▶ _DATA PROVIDED_:
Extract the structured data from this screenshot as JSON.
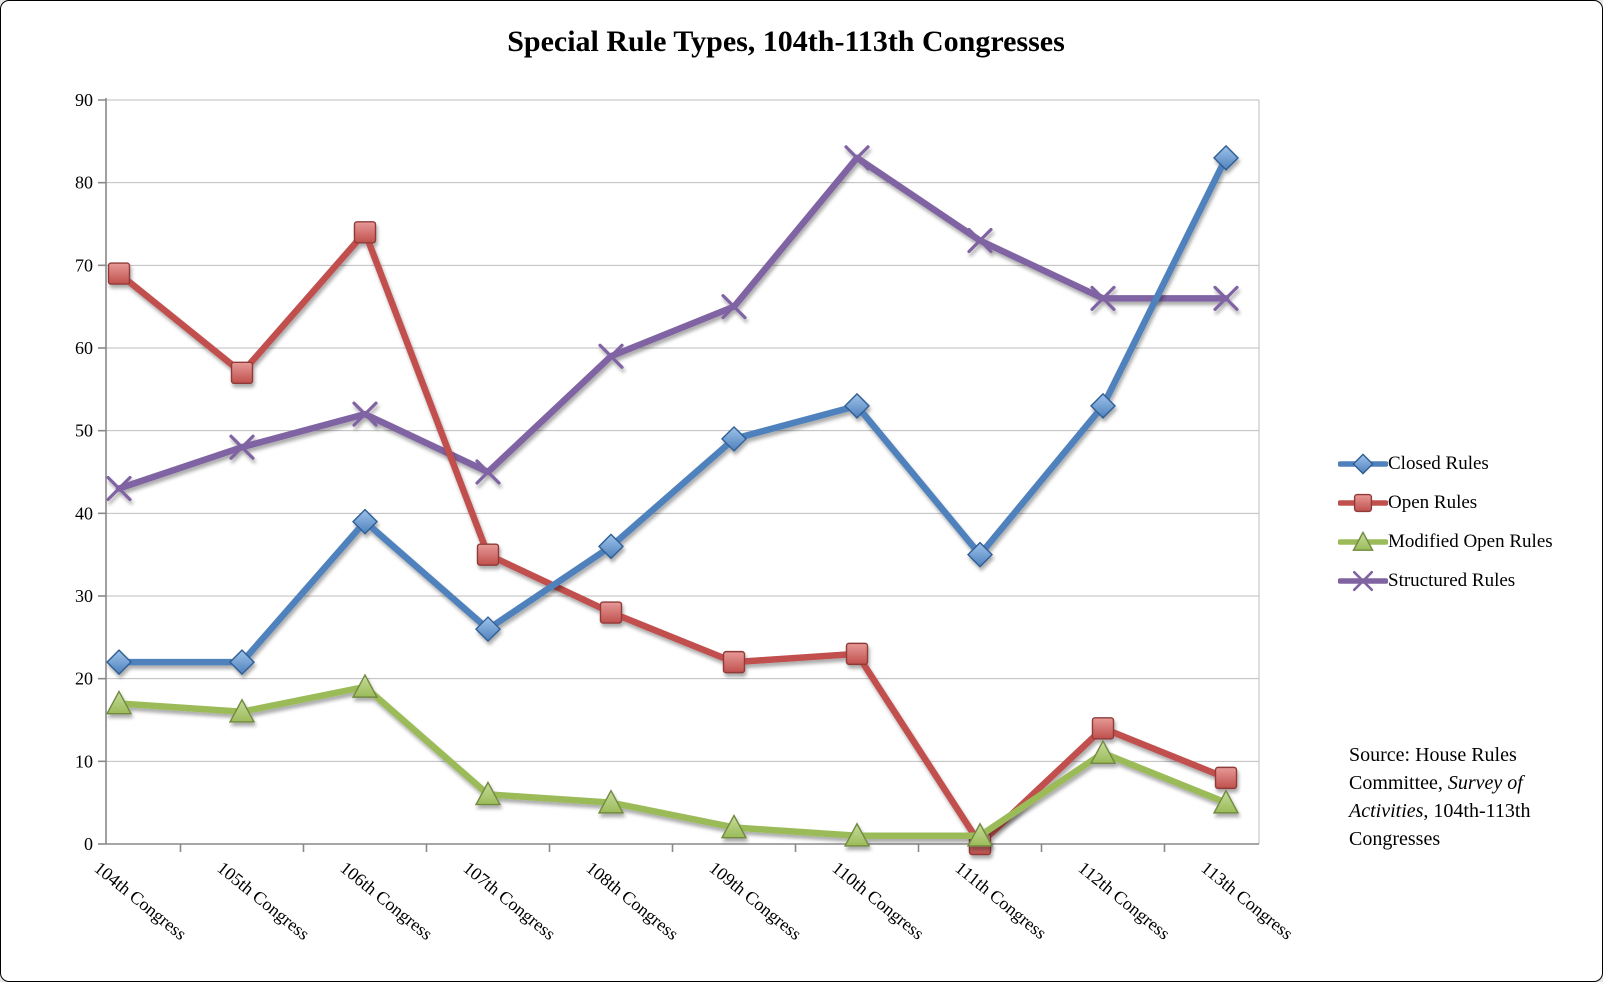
{
  "window": {
    "background": "#ffffff",
    "border_color": "#000000"
  },
  "title": "Special Rule Types, 104th-113th Congresses",
  "source_note": {
    "prefix": "Source: House Rules Committee, ",
    "italic": "Survey of Activities",
    "suffix": ", 104th-113th Congresses"
  },
  "chart_data": {
    "type": "line",
    "title": "Special Rule Types, 104th-113th Congresses",
    "categories": [
      "104th Congress",
      "105th Congress",
      "106th Congress",
      "107th Congress",
      "108th Congress",
      "109th Congress",
      "110th Congress",
      "111th Congress",
      "112th Congress",
      "113th Congress"
    ],
    "series": [
      {
        "name": "Closed Rules",
        "marker": "diamond",
        "color": "#4f81bd",
        "marker_light": "#9ec3ea",
        "marker_stroke": "#2f5d94",
        "values": [
          22,
          22,
          39,
          26,
          36,
          49,
          53,
          35,
          53,
          83
        ]
      },
      {
        "name": "Open Rules",
        "marker": "square",
        "color": "#c0504d",
        "marker_light": "#e79a98",
        "marker_stroke": "#8f3a38",
        "values": [
          69,
          57,
          74,
          35,
          28,
          22,
          23,
          0,
          14,
          8
        ]
      },
      {
        "name": "Modified Open Rules",
        "marker": "triangle",
        "color": "#9bbb59",
        "marker_light": "#c6dc9b",
        "marker_stroke": "#71893f",
        "values": [
          17,
          16,
          19,
          6,
          5,
          2,
          1,
          1,
          11,
          5
        ]
      },
      {
        "name": "Structured Rules",
        "marker": "x",
        "color": "#8064a2",
        "marker_light": "#a88fc9",
        "marker_stroke": "#8064a2",
        "values": [
          43,
          48,
          52,
          45,
          59,
          65,
          83,
          73,
          66,
          66
        ]
      }
    ],
    "ylim": [
      0,
      90
    ],
    "ytick_step": 10,
    "grid": true,
    "legend_position": "right",
    "draw_order": [
      3,
      1,
      2,
      0
    ],
    "axis_color": "#898989",
    "grid_color": "#bdbdbd"
  }
}
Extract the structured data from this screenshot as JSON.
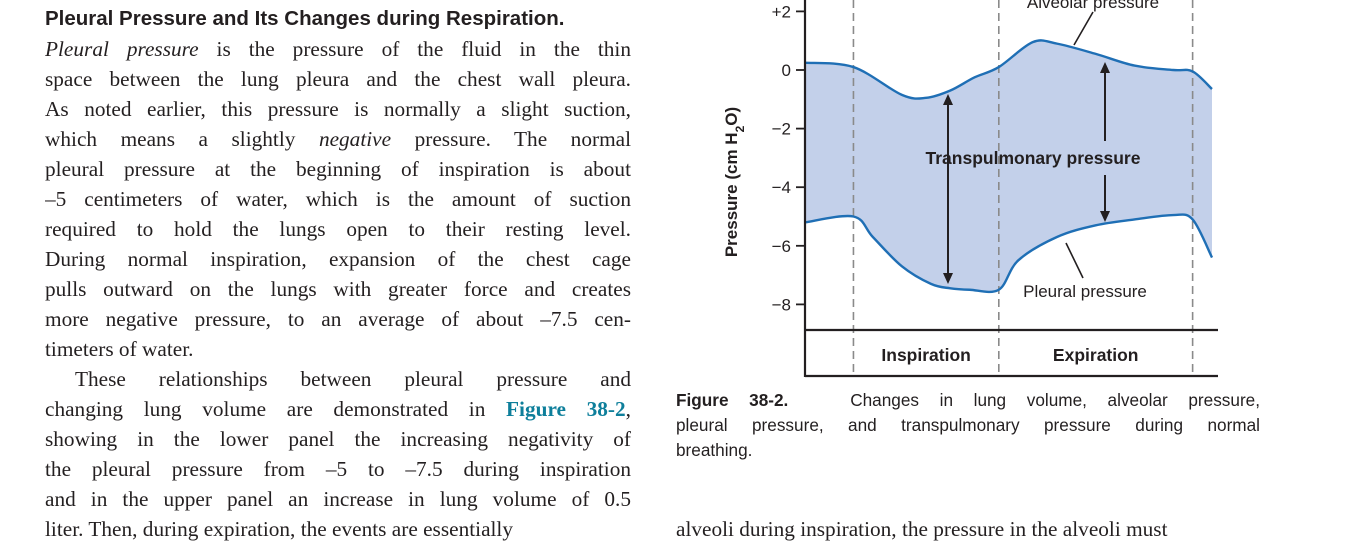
{
  "text": {
    "heading": "Pleural Pressure and Its Changes during Respiration.",
    "p1_lines": [
      [
        "<i>Pleural pressure</i> is the pressure of the fluid in the thin"
      ],
      [
        "space between the lung pleura and the chest wall pleura."
      ],
      [
        "As noted earlier, this pressure is normally a slight suction,"
      ],
      [
        "which means a slightly <i>negative</i> pressure. The normal"
      ],
      [
        "pleural pressure at the beginning of inspiration is about"
      ],
      [
        "–5 centimeters of water, which is the amount of suction"
      ],
      [
        "required to hold the lungs open to their resting level."
      ],
      [
        "During normal inspiration, expansion of the chest cage"
      ],
      [
        "pulls outward on the lungs with greater force and creates"
      ],
      [
        "more negative pressure, to an average of about –7.5 cen-"
      ],
      [
        "timeters of water."
      ]
    ],
    "p2_lines": [
      "These relationships between pleural pressure and",
      "changing lung volume are demonstrated in <span class=\"figref\">Figure 38-2</span>,",
      "showing in the lower panel the increasing negativity of",
      "the pleural pressure from –5 to –7.5 during inspiration",
      "and in the upper panel an increase in lung volume of 0.5",
      "liter. Then, during expiration, the events are essentially"
    ],
    "right_bottom": "alveoli during inspiration, the pressure in the alveoli must"
  },
  "caption": {
    "label": "Figure 38-2.",
    "lines": [
      "Changes in lung volume, alveolar pressure,",
      "pleural pressure, and transpulmonary pressure during normal",
      "breathing."
    ]
  },
  "chart_data": {
    "type": "line",
    "ylabel": "Pressure (cm H2O)",
    "yticks": [
      "+2",
      "0",
      "−2",
      "−4",
      "−6",
      "−8"
    ],
    "ytick_values": [
      2,
      0,
      -2,
      -4,
      -6,
      -8
    ],
    "phases": [
      "Inspiration",
      "Expiration"
    ],
    "labels": {
      "alveolar": "Alveolar pressure",
      "transpulmonary": "Transpulmonary pressure",
      "pleural": "Pleural pressure"
    },
    "series": [
      {
        "name": "Alveolar pressure",
        "x": [
          0,
          0.5,
          1.0,
          1.25,
          1.5,
          1.75,
          2.0,
          2.35,
          2.6,
          3.0,
          3.4,
          3.8,
          4.0,
          4.2
        ],
        "y": [
          0.25,
          0.1,
          -0.85,
          -0.95,
          -0.7,
          -0.25,
          0.1,
          0.95,
          0.9,
          0.55,
          0.15,
          0,
          -0.05,
          -0.65
        ]
      },
      {
        "name": "Pleural pressure",
        "x": [
          0,
          0.5,
          0.7,
          1.0,
          1.3,
          1.5,
          1.7,
          2.0,
          2.2,
          2.6,
          3.0,
          3.4,
          3.8,
          4.0,
          4.2
        ],
        "y": [
          -5.2,
          -5.0,
          -5.7,
          -6.7,
          -7.3,
          -7.45,
          -7.5,
          -7.5,
          -6.5,
          -5.7,
          -5.3,
          -5.1,
          -4.95,
          -5.1,
          -6.4
        ]
      }
    ],
    "phase_boundaries_x": [
      0.5,
      2.0,
      4.0
    ],
    "colors": {
      "line": "#1f6fb5",
      "fill": "#c3d0ea",
      "axis": "#231f20"
    }
  }
}
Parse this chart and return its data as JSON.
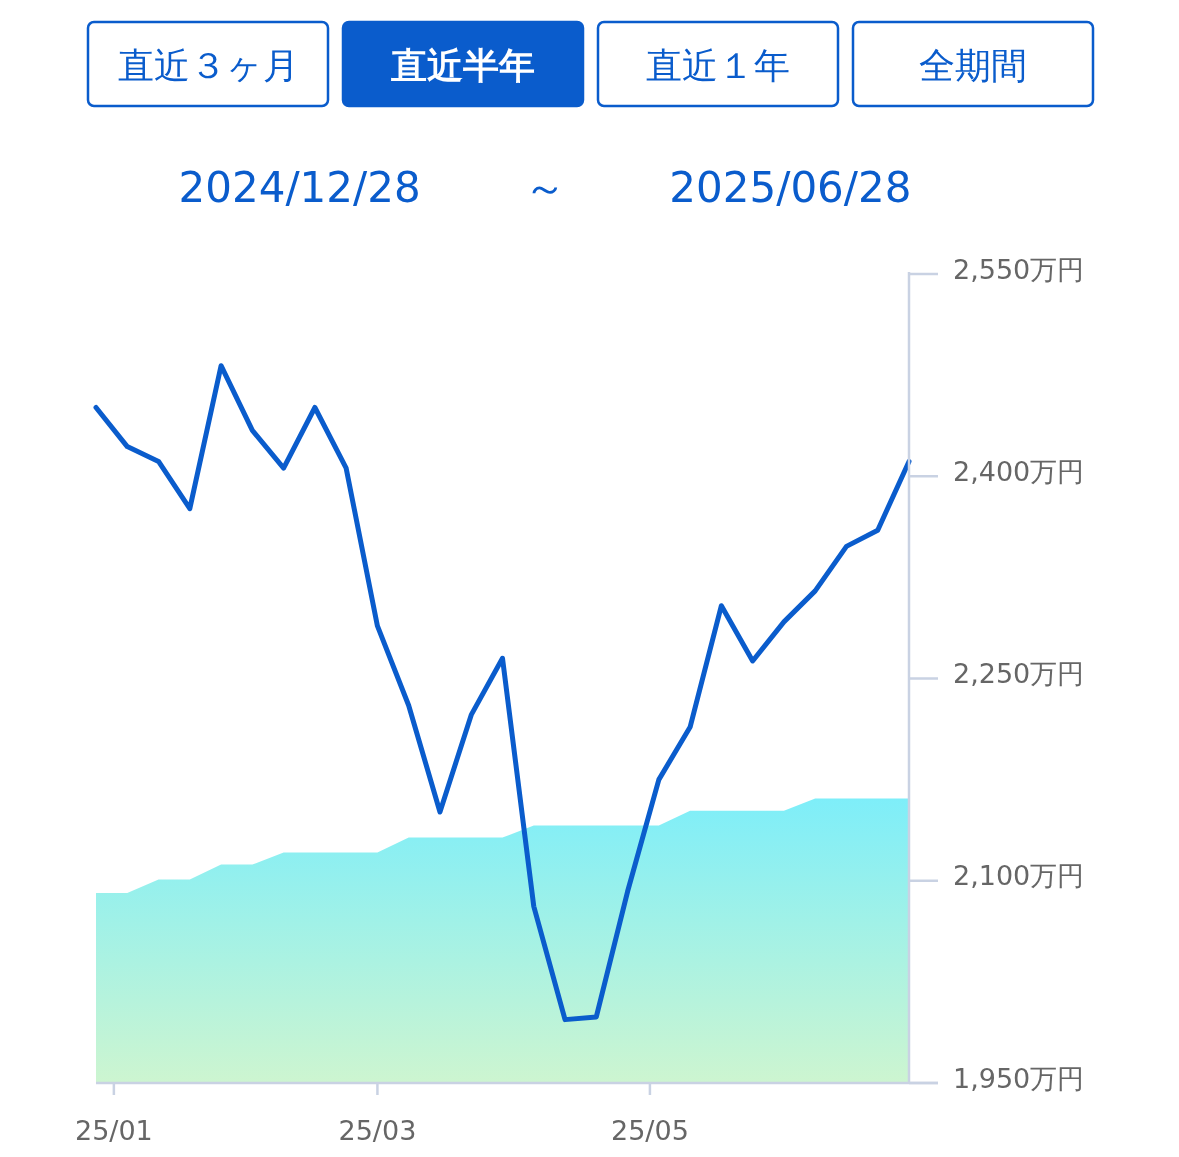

▶ _SET TASK_: Gather up the lines containing the word "between" from these records and copy them.

▶ _RESPONSE BELOW_:
        "space between the lung pleura and the chest wall pleura."
      "These relationships between pleural pressure and",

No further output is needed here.